页面摘录:
────────

考虑到API调用成本，本方案实现了一系列优化：

♻️ 避免重复处理：自动检测已添加描述的元素，跳过重复处理
🎯 分级处理策略：对关键图片使用高精度模型，对装饰性图片使用轻量模型
🧮 精确成本核算：实时统计并返回处理成本，便于企业预算管理
⏱️ 请求频率控制：内置请求间隔，避免触发API限流

# 阶梯价格计算
def calculate_token_cost(input_tokens, output_tokens, 
                        input_price_tier1, input_price_tier2, input_price_tier3,
                        input_tier2_threshold, input_tier3_threshold,
                        output_price):
    # 计算阶梯定价成本
    # ...

🌈 总结与展望

本方案通过将RPA技术与多模态AI模型结合，成功解决了非结构化数据AI可读化的难题。在实际应用中，它不仅能显著提升知识库构建效率，还为内容审核、无障碍访问、SEO优化等场景提供了强大支持。🚀

未来，我们将进一步优化以下方向：

📁 增加对本地媒体文件的支持
📊 实现描述质量的自动评估与优化
🌍 支持多语言描述生成
🧩 集成到影刀RPA的标准组件库中，降低使用门槛

在AI与自动化深度融合的今天，让机器真正"理解"视觉内容已不再是遥不可及的梦想。通过这样的技术创新，我们正在构建一个更加智能、无障碍的数字世界。✨

注：本文分享的技术方案依赖于视觉语言模型能力，实际使用效果与模型性能密切相关。代码实现已考虑企业级应用的稳定性与成本控制需求，可根据具体场景调整参数配置。

────────

数据摘录:
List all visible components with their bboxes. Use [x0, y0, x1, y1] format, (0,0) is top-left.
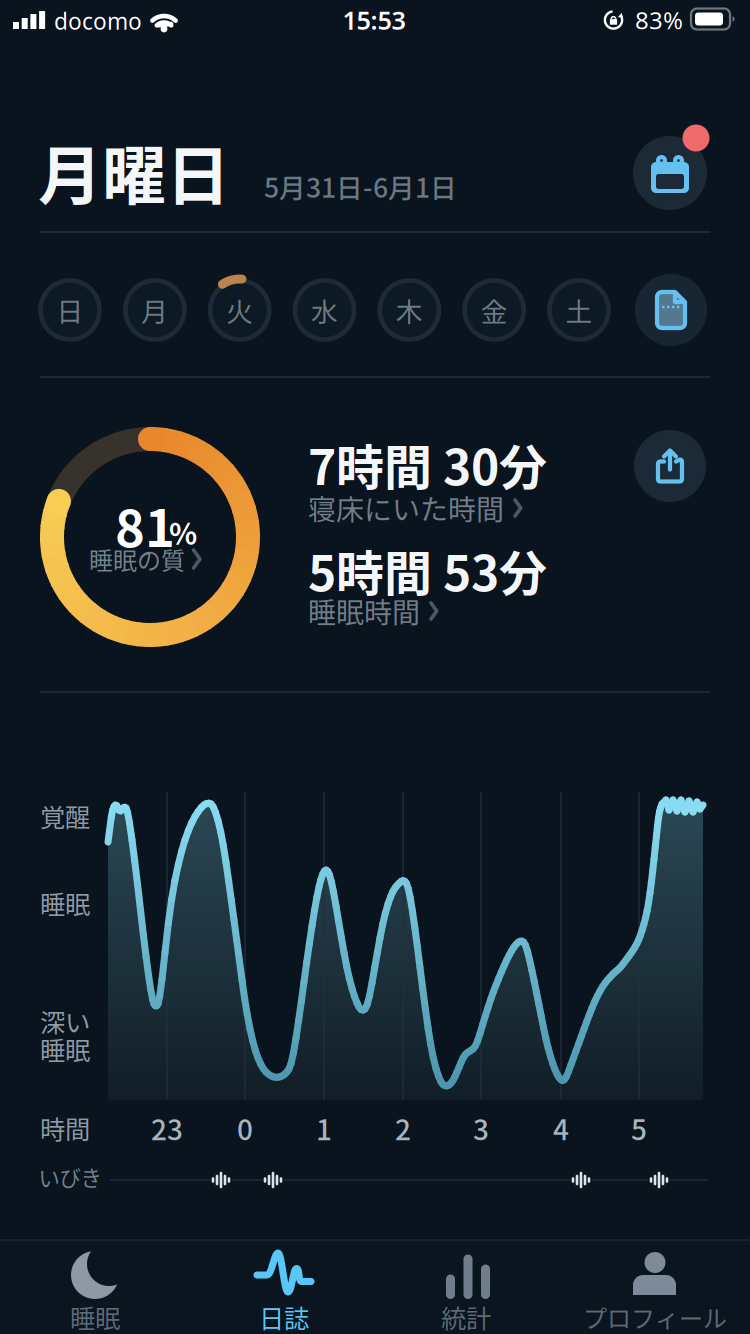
- staticText: プロフィール: [583, 1300, 727, 1334]
- staticText: 81: [115, 488, 175, 562]
- button[interactable]: 統計: [396, 1241, 536, 1333]
- button[interactable]: 日: [36, 276, 104, 344]
- button[interactable]: プロフィール: [570, 1241, 740, 1333]
- staticText: 3: [473, 1108, 489, 1148]
- staticText: 2: [395, 1108, 411, 1148]
- staticText: 睡眠時間: [308, 591, 420, 631]
- staticText: 5時間 53分: [308, 535, 547, 605]
- staticText: 日: [56, 291, 84, 329]
- staticText: 土: [566, 291, 592, 329]
- staticText: 時間: [40, 1110, 90, 1146]
- button[interactable]: 日誌: [214, 1241, 354, 1333]
- button[interactable]: 寝床にいた時間: [308, 487, 558, 529]
- button[interactable]: 81: [79, 480, 219, 590]
- button[interactable]: 共有: [632, 428, 708, 504]
- button[interactable]: 水: [290, 276, 358, 344]
- button[interactable]: 睡眠時間: [308, 590, 468, 632]
- staticText: 睡眠: [40, 1031, 90, 1067]
- staticText: 統計: [441, 1299, 491, 1334]
- staticText: 月: [141, 291, 168, 329]
- staticText: docomo: [54, 6, 142, 36]
- staticText: 睡眠の質: [89, 542, 185, 576]
- staticText: 金: [481, 291, 508, 329]
- button[interactable]: 木: [375, 276, 443, 344]
- button[interactable]: 土: [545, 276, 613, 344]
- staticText: %: [169, 511, 197, 553]
- staticText: 睡眠: [70, 1299, 120, 1334]
- button[interactable]: 月: [121, 276, 189, 344]
- staticText: 7時間 30分: [308, 429, 547, 499]
- staticText: 火: [226, 291, 253, 329]
- button[interactable]: 睡眠: [25, 1241, 165, 1333]
- button[interactable]: カレンダー: [624, 127, 716, 219]
- staticText: 1: [316, 1108, 332, 1148]
- button[interactable]: 睡眠ノート: [633, 272, 709, 348]
- staticText: 83%: [635, 4, 683, 36]
- staticText: 5: [631, 1108, 647, 1148]
- staticText: 覚醒: [40, 798, 90, 834]
- staticText: 15:53: [342, 3, 406, 37]
- button[interactable]: 火: [206, 276, 274, 344]
- button[interactable]: 金: [460, 276, 528, 344]
- staticText: 睡眠: [40, 885, 90, 921]
- staticText: 月曜日: [38, 125, 230, 217]
- staticText: 0: [237, 1108, 253, 1148]
- staticText: いびき: [38, 1162, 102, 1192]
- staticText: 23: [151, 1108, 183, 1148]
- staticText: 5月31日-6月1日: [264, 167, 457, 205]
- staticText: 日誌: [259, 1299, 309, 1334]
- staticText: 4: [553, 1108, 569, 1148]
- staticText: 深い: [40, 1003, 90, 1039]
- staticText: 木: [396, 291, 423, 329]
- staticText: 水: [311, 291, 338, 329]
- staticText: 寝床にいた時間: [308, 488, 504, 528]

────────

练习题目:
1) 把页面摘录中的这句话译成英文："本方案通过将RPA技术与多模态AI模型结合，成功解决了非结构化数据AI可读化的难题。"
2) 根据页面摘录回答下列问题：
(a) 为了避免触发API限流，方案采用了什么做法？
(b) 未来计划把方案集成到哪一个产品的标准组件库中？
(c) 文末的注说实际使用效果与什么密切相关？
3) 请接着这篇讲RPA结合多模态AI模型为图片生成描述的页面摘录，从最后一句之后续写下一段。
上面的数据与页面摘录互不相关，应分开看待。

参考答案:
1) By combining RPA technology with multimodal AI models, this solution successfully solves the problem of making unstructured data readable by AI.

2)
(a) 内置请求间隔，进行请求频率控制。
(b) 影刀RPA。
(c) 模型性能。

3)
源码：

import xbot
from xbot import print, sleep
import re
import json
import dashscope
from dashscope import MultiModalConversation
from urllib.parse import urlparse

# 设置默认超时时间（秒）
API_TIMEOUT = 300

def calculate_token_cost(input_tokens, output_tokens, 
                        input_price_tier1, input_price_tier2, input_price_tier3,
                        input_tier2_threshold, input_tier3_threshold,
                        output_price):
    """
    根据阶梯价格计算token使用成本
    """
    # 计算输入token成本
    input_cost = 0.0
    
    # 第一阶梯
    if input_tier2_threshold > 0:
        tier1_tokens = min(input_tokens, input_tier2_threshold)
        input_cost += tier1_tokens * input_price_tier1 / 1000.0
        input_tokens -= tier1_tokens
    
    # 第二阶梯
    if input_tier3_threshold > 0 and input_tokens > 0:
        tier2_tokens = min(input_tokens, input_tier3_threshold - input_tier2_threshold)
        input_cost += tier2_tokens * input_price_tier2 / 1000.0
        input_tokens -= tier2_tokens
    
    # 第三阶梯
    if input_tokens > 0:
        input_cost += input_tokens * input_price_tier3 / 1000.0
    
    # 计算输出token成本
    output_cost = output_tokens * output_price / 1000.0
    
    return input_cost + output_cost

def is_valid_url(url):
    """验证是否为有效的HTTP/HTTPS URL"""
    try:
        result = urlparse(url)
        return all([result.scheme, result.netloc]) and result.scheme in ['http', 'https']
    except Exception as e:
        print(f"URL验证失败: {url}, 错误: {str(e)}")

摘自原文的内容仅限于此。